— EXERCISE DETAILS —
Copy every entry exactly as given, minus the images.
● ● ● ● ●
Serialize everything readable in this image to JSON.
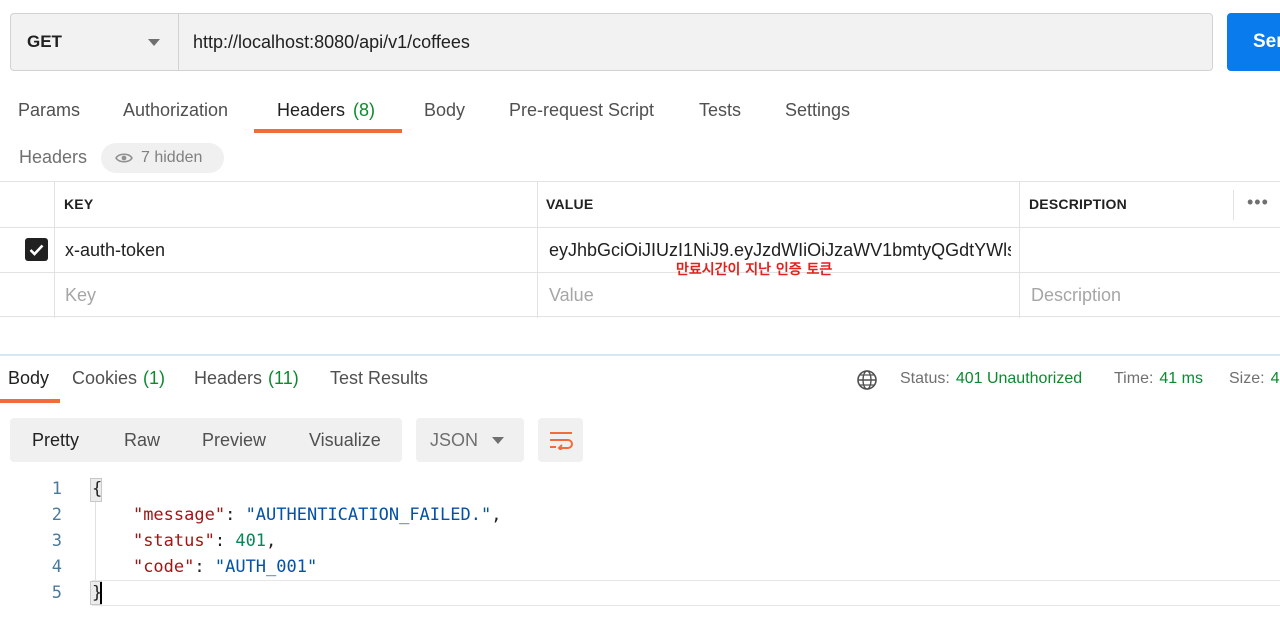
{
  "request": {
    "method": "GET",
    "url": "http://localhost:8080/api/v1/coffees",
    "send_label": "Send"
  },
  "req_tabs": [
    {
      "label": "Params"
    },
    {
      "label": "Authorization"
    },
    {
      "label": "Headers",
      "count": "(8)"
    },
    {
      "label": "Body"
    },
    {
      "label": "Pre-request Script"
    },
    {
      "label": "Tests"
    },
    {
      "label": "Settings"
    }
  ],
  "headers_section": {
    "label": "Headers",
    "hidden": "7 hidden"
  },
  "table": {
    "columns": [
      "KEY",
      "VALUE",
      "DESCRIPTION"
    ],
    "more": "•••",
    "rows": [
      {
        "checked": true,
        "key": "x-auth-token",
        "value": "eyJhbGciOiJIUzI1NiJ9.eyJzdWIiOiJzaWV1bmtyQGdtYWlsL...",
        "description": ""
      }
    ],
    "placeholders": {
      "key": "Key",
      "value": "Value",
      "description": "Description"
    }
  },
  "annotation": "만료시간이 지난 인증 토큰",
  "response": {
    "tabs": [
      {
        "label": "Body"
      },
      {
        "label": "Cookies",
        "count": "(1)"
      },
      {
        "label": "Headers",
        "count": "(11)"
      },
      {
        "label": "Test Results"
      }
    ],
    "status": {
      "label": "Status:",
      "value": "401 Unauthorized"
    },
    "time": {
      "label": "Time:",
      "value": "41 ms"
    },
    "size": {
      "label": "Size:",
      "value": "4"
    },
    "modes": [
      "Pretty",
      "Raw",
      "Preview",
      "Visualize"
    ],
    "format": "JSON",
    "line_numbers": [
      "1",
      "2",
      "3",
      "4",
      "5"
    ],
    "code": {
      "open": "{",
      "message_key": "\"message\"",
      "message_val": "\"AUTHENTICATION_FAILED.\"",
      "status_key": "\"status\"",
      "status_val": "401",
      "code_key": "\"code\"",
      "code_val": "\"AUTH_001\"",
      "close": "}"
    }
  },
  "colors": {
    "accent": "#f26b3a",
    "send": "#097bed",
    "ok_green": "#0b8a2e",
    "annotation": "#e3201b"
  }
}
● ● ● ● ●
— CORRECT OUTPUT —
Serialize everything readable in this image to JSON.
{
  "request": {
    "method": "GET",
    "url": "http://localhost:8080/api/v1/coffees",
    "send_label": "Send"
  },
  "req_tabs": [
    {
      "label": "Params"
    },
    {
      "label": "Authorization"
    },
    {
      "label": "Headers",
      "count": "(8)"
    },
    {
      "label": "Body"
    },
    {
      "label": "Pre-request Script"
    },
    {
      "label": "Tests"
    },
    {
      "label": "Settings"
    }
  ],
  "headers_section": {
    "label": "Headers",
    "hidden": "7 hidden"
  },
  "table": {
    "columns": [
      "KEY",
      "VALUE",
      "DESCRIPTION"
    ],
    "more": "•••",
    "rows": [
      {
        "checked": true,
        "key": "x-auth-token",
        "value": "eyJhbGciOiJIUzI1NiJ9.eyJzdWIiOiJzaWV1bmtyQGdtYWlsL...",
        "description": ""
      }
    ],
    "placeholders": {
      "key": "Key",
      "value": "Value",
      "description": "Description"
    }
  },
  "annotation": "만료시간이 지난 인증 토큰",
  "response": {
    "tabs": [
      {
        "label": "Body"
      },
      {
        "label": "Cookies",
        "count": "(1)"
      },
      {
        "label": "Headers",
        "count": "(11)"
      },
      {
        "label": "Test Results"
      }
    ],
    "status": {
      "label": "Status:",
      "value": "401 Unauthorized"
    },
    "time": {
      "label": "Time:",
      "value": "41 ms"
    },
    "size": {
      "label": "Size:",
      "value": "4"
    },
    "modes": [
      "Pretty",
      "Raw",
      "Preview",
      "Visualize"
    ],
    "format": "JSON",
    "line_numbers": [
      "1",
      "2",
      "3",
      "4",
      "5"
    ],
    "code": {
      "open": "{",
      "message_key": "\"message\"",
      "message_val": "\"AUTHENTICATION_FAILED.\"",
      "status_key": "\"status\"",
      "status_val": "401",
      "code_key": "\"code\"",
      "code_val": "\"AUTH_001\"",
      "close": "}"
    }
  },
  "colors": {
    "accent": "#f26b3a",
    "send": "#097bed",
    "ok_green": "#0b8a2e",
    "annotation": "#e3201b"
  }
}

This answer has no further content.